**** Data in this exercise

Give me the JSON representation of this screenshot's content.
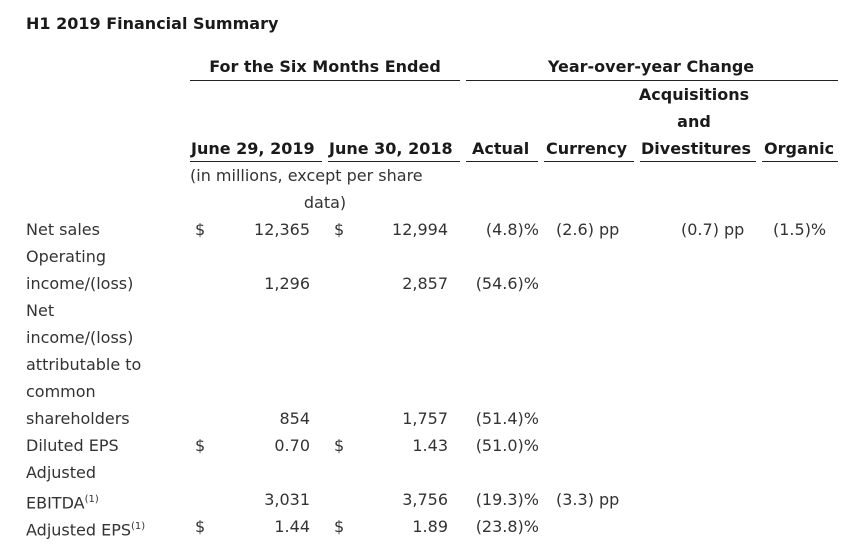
{
  "title": "H1 2019 Financial Summary",
  "headers": {
    "period_group": "For the Six Months Ended",
    "yoy_group": "Year-over-year Change",
    "acq_line1": "Acquisitions",
    "acq_line2": "and",
    "col_2019": "June 29, 2019",
    "col_2018": "June 30, 2018",
    "col_actual": "Actual",
    "col_currency": "Currency",
    "col_divest": "Divestitures",
    "col_organic": "Organic",
    "units_line1": "(in millions, except per share",
    "units_line2": "data)"
  },
  "currency_symbol": "$",
  "rows": [
    {
      "label": [
        "Net sales"
      ],
      "v2019": "12,365",
      "v2018": "12,994",
      "actual": "(4.8)%",
      "currency": "(2.6) pp",
      "acq": "(0.7) pp",
      "organic": "(1.5)%"
    },
    {
      "label": [
        "Operating",
        "income/(loss)"
      ],
      "v2019": "1,296",
      "v2018": "2,857",
      "actual": "(54.6)%"
    },
    {
      "label": [
        "Net",
        "income/(loss)",
        "attributable to",
        "common",
        "shareholders"
      ],
      "v2019": "854",
      "v2018": "1,757",
      "actual": "(51.4)%"
    },
    {
      "label": [
        "Diluted EPS"
      ],
      "v2019": "0.70",
      "v2018": "1.43",
      "actual": "(51.0)%"
    },
    {
      "label": [
        "Adjusted",
        "EBITDA"
      ],
      "sup": "(1)",
      "v2019": "3,031",
      "v2018": "3,756",
      "actual": "(19.3)%",
      "currency": "(3.3) pp"
    },
    {
      "label": [
        "Adjusted EPS"
      ],
      "sup": "(1)",
      "v2019": "1.44",
      "v2018": "1.89",
      "actual": "(23.8)%"
    }
  ]
}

********

◆ Task goal
The pictures should not appear in the copy; every other part of the records above must be returned exactly.

◆ Task result
Give me the JSON representation of this screenshot's content.
{
  "title": "H1 2019 Financial Summary",
  "headers": {
    "period_group": "For the Six Months Ended",
    "yoy_group": "Year-over-year Change",
    "acq_line1": "Acquisitions",
    "acq_line2": "and",
    "col_2019": "June 29, 2019",
    "col_2018": "June 30, 2018",
    "col_actual": "Actual",
    "col_currency": "Currency",
    "col_divest": "Divestitures",
    "col_organic": "Organic",
    "units_line1": "(in millions, except per share",
    "units_line2": "data)"
  },
  "currency_symbol": "$",
  "rows": [
    {
      "label": [
        "Net sales"
      ],
      "v2019": "12,365",
      "v2018": "12,994",
      "actual": "(4.8)%",
      "currency": "(2.6) pp",
      "acq": "(0.7) pp",
      "organic": "(1.5)%"
    },
    {
      "label": [
        "Operating",
        "income/(loss)"
      ],
      "v2019": "1,296",
      "v2018": "2,857",
      "actual": "(54.6)%"
    },
    {
      "label": [
        "Net",
        "income/(loss)",
        "attributable to",
        "common",
        "shareholders"
      ],
      "v2019": "854",
      "v2018": "1,757",
      "actual": "(51.4)%"
    },
    {
      "label": [
        "Diluted EPS"
      ],
      "v2019": "0.70",
      "v2018": "1.43",
      "actual": "(51.0)%"
    },
    {
      "label": [
        "Adjusted",
        "EBITDA"
      ],
      "sup": "(1)",
      "v2019": "3,031",
      "v2018": "3,756",
      "actual": "(19.3)%",
      "currency": "(3.3) pp"
    },
    {
      "label": [
        "Adjusted EPS"
      ],
      "sup": "(1)",
      "v2019": "1.44",
      "v2018": "1.89",
      "actual": "(23.8)%"
    }
  ]
}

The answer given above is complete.